┌──
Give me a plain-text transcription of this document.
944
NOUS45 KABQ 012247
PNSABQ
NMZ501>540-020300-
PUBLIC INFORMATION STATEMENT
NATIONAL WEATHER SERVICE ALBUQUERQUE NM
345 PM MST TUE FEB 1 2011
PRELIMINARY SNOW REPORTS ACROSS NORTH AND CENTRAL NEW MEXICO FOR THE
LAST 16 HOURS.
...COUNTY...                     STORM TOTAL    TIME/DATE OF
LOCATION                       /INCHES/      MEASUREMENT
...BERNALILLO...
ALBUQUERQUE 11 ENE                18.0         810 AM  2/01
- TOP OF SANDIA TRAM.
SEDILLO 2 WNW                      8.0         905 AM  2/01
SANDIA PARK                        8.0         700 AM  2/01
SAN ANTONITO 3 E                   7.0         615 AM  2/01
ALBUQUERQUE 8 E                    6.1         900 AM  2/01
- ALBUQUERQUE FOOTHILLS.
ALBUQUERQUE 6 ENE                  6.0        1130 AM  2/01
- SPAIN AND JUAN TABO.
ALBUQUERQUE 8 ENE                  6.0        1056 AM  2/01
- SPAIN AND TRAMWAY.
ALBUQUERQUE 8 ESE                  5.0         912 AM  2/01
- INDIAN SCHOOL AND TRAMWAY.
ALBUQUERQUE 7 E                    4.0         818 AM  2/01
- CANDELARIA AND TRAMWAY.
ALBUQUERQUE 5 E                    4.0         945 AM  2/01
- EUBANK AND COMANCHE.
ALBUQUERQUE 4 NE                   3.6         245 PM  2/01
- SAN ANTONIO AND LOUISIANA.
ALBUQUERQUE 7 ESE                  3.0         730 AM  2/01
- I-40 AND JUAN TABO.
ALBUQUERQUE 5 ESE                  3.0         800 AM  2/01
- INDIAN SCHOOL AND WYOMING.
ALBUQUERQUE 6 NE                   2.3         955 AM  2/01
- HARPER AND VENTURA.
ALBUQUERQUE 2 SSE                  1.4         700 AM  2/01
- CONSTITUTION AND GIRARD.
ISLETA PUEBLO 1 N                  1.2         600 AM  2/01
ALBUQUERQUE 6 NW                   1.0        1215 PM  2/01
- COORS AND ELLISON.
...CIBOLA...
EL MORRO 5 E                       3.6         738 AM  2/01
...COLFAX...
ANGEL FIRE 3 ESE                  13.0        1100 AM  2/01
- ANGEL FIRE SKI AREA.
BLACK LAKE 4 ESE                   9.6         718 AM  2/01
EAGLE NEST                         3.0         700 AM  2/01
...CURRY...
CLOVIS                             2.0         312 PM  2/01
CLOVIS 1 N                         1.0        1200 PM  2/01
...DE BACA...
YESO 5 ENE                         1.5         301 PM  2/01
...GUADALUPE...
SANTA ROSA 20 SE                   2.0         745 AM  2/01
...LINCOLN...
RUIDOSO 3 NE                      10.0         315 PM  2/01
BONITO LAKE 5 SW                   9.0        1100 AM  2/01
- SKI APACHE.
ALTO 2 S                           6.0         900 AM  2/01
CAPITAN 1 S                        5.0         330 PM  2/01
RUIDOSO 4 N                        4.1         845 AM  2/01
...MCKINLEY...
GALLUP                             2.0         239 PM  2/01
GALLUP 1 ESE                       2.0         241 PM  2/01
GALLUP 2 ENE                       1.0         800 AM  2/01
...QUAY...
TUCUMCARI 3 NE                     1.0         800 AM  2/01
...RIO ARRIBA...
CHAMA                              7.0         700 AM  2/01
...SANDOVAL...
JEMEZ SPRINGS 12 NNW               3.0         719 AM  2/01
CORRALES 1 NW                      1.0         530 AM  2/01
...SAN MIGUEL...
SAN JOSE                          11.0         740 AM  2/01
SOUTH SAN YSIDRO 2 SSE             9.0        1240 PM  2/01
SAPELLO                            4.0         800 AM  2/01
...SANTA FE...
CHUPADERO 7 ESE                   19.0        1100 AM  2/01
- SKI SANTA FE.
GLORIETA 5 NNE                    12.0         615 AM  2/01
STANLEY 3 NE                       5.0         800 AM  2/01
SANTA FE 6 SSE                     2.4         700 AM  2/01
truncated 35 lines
└──
┌──
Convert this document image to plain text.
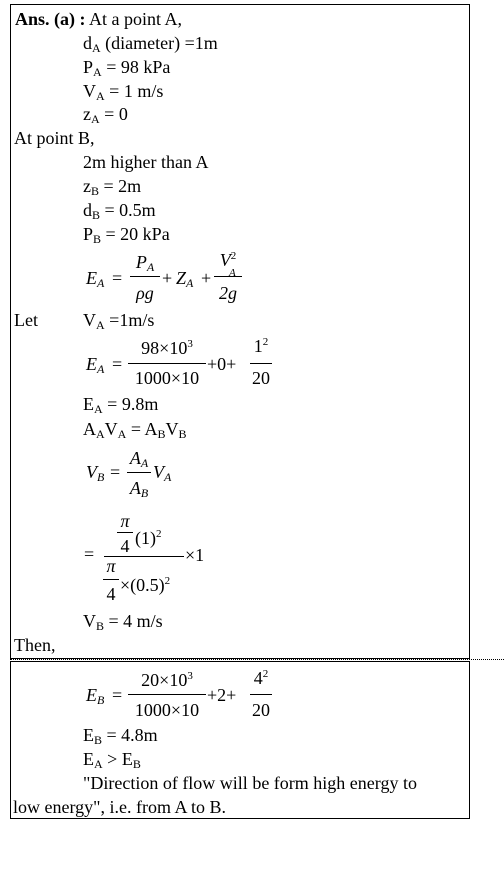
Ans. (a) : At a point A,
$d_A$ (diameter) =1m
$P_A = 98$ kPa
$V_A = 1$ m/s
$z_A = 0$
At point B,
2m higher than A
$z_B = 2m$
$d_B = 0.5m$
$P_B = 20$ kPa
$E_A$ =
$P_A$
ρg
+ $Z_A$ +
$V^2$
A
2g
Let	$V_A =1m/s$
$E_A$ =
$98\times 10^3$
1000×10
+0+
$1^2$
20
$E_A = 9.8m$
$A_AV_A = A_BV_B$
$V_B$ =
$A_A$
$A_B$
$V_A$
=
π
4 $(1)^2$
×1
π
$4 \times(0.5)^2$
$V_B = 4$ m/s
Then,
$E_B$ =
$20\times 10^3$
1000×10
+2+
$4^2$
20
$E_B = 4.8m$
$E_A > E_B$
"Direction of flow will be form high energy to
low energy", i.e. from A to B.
└──
→ **Work to be completed**: Go through the listing above and pull out each line containing the word "this".

→ **Response to the task**:
Give me a plain-text transcription of this document.
Convert this document image to plain text.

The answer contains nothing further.